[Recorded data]
○ ○ ○ ○
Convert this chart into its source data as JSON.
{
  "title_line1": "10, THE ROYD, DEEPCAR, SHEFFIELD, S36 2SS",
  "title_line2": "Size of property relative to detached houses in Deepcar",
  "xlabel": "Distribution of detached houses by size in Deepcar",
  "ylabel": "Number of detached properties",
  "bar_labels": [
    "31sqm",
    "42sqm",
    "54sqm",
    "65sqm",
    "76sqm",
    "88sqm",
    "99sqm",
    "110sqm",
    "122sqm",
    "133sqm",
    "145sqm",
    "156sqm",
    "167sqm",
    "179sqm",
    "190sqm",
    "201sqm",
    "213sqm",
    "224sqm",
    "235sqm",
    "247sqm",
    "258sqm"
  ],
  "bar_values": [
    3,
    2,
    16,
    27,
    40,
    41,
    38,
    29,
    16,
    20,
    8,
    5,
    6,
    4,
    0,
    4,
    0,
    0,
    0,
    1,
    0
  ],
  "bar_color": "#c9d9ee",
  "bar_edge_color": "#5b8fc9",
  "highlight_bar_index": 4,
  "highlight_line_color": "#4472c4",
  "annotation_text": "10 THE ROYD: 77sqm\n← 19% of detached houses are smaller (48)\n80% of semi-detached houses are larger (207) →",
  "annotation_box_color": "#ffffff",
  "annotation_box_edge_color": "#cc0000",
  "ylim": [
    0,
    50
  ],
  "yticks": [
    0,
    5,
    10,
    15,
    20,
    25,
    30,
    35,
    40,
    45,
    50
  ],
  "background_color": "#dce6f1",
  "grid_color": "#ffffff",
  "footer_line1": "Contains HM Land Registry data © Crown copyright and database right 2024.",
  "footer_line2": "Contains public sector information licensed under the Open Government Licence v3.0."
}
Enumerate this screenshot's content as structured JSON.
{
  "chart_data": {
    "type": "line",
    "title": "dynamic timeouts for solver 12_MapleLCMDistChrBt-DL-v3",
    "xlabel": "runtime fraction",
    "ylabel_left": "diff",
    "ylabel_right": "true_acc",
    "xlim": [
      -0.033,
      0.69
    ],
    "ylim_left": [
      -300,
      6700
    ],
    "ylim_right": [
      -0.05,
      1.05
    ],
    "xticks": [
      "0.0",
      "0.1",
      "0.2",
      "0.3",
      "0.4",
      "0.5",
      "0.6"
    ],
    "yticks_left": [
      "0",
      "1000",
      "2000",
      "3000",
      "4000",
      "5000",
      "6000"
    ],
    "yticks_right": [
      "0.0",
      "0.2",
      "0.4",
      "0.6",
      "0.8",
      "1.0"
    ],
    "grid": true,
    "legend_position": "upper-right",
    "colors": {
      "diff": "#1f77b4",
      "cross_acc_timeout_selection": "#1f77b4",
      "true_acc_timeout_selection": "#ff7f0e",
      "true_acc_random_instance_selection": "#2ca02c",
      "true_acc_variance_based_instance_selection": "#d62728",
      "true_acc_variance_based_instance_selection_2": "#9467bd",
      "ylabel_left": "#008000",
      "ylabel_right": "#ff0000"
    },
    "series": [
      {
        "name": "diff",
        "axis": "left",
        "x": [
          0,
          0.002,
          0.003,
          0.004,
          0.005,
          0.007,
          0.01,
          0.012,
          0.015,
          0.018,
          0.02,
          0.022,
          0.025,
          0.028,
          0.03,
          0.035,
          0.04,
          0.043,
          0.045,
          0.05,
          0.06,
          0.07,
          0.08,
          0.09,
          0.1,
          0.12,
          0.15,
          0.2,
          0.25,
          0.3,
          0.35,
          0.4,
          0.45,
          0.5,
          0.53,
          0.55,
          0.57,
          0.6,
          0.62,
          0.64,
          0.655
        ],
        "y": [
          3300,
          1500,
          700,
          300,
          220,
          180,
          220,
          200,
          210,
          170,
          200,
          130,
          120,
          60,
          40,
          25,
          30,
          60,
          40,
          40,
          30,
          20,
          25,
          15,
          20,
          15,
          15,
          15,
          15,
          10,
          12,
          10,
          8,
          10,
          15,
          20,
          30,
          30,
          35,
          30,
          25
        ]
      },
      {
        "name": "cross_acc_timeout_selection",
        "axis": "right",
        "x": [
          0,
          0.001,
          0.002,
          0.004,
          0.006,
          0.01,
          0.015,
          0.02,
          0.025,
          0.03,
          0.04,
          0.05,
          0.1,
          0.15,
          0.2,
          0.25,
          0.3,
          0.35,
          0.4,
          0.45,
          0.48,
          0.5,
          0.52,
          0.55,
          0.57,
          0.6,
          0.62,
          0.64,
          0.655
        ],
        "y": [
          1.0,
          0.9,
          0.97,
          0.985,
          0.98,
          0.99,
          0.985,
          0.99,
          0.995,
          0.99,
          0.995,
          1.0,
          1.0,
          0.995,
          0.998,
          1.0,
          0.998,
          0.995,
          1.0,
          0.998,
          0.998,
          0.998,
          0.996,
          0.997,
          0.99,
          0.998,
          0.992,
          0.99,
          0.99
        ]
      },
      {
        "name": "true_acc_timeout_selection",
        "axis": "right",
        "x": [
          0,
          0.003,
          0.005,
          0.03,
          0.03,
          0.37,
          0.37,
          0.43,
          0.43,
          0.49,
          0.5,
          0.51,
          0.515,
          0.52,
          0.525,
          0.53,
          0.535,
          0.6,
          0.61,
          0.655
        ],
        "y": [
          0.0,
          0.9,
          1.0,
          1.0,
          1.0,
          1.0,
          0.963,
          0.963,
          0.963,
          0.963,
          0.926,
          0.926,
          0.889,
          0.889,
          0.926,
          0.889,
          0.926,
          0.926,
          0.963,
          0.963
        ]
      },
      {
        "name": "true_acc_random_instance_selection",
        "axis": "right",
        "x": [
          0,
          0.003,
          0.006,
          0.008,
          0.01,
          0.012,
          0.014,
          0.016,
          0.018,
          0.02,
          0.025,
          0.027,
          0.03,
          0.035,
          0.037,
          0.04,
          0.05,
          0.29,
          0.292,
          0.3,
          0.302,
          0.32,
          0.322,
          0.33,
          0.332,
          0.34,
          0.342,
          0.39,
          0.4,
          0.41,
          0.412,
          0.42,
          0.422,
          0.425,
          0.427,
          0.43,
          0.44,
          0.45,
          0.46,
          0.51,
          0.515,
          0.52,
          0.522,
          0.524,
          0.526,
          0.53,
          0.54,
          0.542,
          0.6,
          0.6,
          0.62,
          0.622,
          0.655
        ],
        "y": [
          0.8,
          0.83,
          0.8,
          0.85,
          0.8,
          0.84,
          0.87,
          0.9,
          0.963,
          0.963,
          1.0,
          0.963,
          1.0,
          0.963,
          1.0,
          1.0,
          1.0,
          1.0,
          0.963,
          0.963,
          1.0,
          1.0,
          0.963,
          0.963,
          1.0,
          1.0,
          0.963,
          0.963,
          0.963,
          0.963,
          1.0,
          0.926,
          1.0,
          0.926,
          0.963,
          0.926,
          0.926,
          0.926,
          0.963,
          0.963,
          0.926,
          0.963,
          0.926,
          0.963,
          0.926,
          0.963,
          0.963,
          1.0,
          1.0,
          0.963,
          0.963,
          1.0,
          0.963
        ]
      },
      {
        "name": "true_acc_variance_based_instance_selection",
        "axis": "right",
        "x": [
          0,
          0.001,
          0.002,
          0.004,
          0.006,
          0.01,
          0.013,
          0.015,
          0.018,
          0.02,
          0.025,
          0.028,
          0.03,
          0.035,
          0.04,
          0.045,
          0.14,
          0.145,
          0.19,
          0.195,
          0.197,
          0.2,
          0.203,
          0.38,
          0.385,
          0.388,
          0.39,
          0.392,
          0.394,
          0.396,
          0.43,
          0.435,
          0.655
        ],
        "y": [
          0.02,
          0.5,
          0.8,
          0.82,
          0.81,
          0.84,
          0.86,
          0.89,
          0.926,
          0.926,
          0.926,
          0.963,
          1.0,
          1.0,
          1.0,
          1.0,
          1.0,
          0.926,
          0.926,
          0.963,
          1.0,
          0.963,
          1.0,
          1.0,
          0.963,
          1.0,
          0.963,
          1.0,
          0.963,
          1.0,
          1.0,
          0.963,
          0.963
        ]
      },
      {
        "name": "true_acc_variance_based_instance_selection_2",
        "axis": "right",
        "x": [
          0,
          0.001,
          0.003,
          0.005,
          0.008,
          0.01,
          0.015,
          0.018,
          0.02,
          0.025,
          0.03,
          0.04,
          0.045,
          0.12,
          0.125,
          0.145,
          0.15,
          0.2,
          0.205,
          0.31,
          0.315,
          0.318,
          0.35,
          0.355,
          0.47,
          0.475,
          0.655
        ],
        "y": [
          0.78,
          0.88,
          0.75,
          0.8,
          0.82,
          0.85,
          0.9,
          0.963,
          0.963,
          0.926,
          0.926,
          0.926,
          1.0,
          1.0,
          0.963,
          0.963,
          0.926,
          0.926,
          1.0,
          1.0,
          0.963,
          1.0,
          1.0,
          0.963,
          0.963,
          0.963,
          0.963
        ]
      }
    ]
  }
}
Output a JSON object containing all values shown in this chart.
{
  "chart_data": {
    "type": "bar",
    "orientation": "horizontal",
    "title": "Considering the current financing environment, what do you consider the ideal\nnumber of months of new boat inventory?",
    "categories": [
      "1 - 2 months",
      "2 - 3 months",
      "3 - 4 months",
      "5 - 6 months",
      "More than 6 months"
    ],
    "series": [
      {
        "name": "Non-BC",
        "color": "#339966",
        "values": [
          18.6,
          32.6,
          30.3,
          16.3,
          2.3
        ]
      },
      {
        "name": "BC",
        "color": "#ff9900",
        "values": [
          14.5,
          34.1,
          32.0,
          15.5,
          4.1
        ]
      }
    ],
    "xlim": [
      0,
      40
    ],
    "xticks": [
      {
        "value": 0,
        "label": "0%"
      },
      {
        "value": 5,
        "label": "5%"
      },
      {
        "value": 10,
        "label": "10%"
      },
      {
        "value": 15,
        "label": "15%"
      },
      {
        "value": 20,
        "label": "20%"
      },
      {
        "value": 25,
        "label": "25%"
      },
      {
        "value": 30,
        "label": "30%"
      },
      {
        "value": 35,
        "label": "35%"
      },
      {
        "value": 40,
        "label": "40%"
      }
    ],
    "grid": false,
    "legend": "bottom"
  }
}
○ ○ ○ ○
*To do*. Pull every line containing the word "xlabel" out of the entries above.

*Solved exercise*.
  "xlabel": "Distribution of detached houses by size in Deepcar",
    "xlabel": "runtime fraction",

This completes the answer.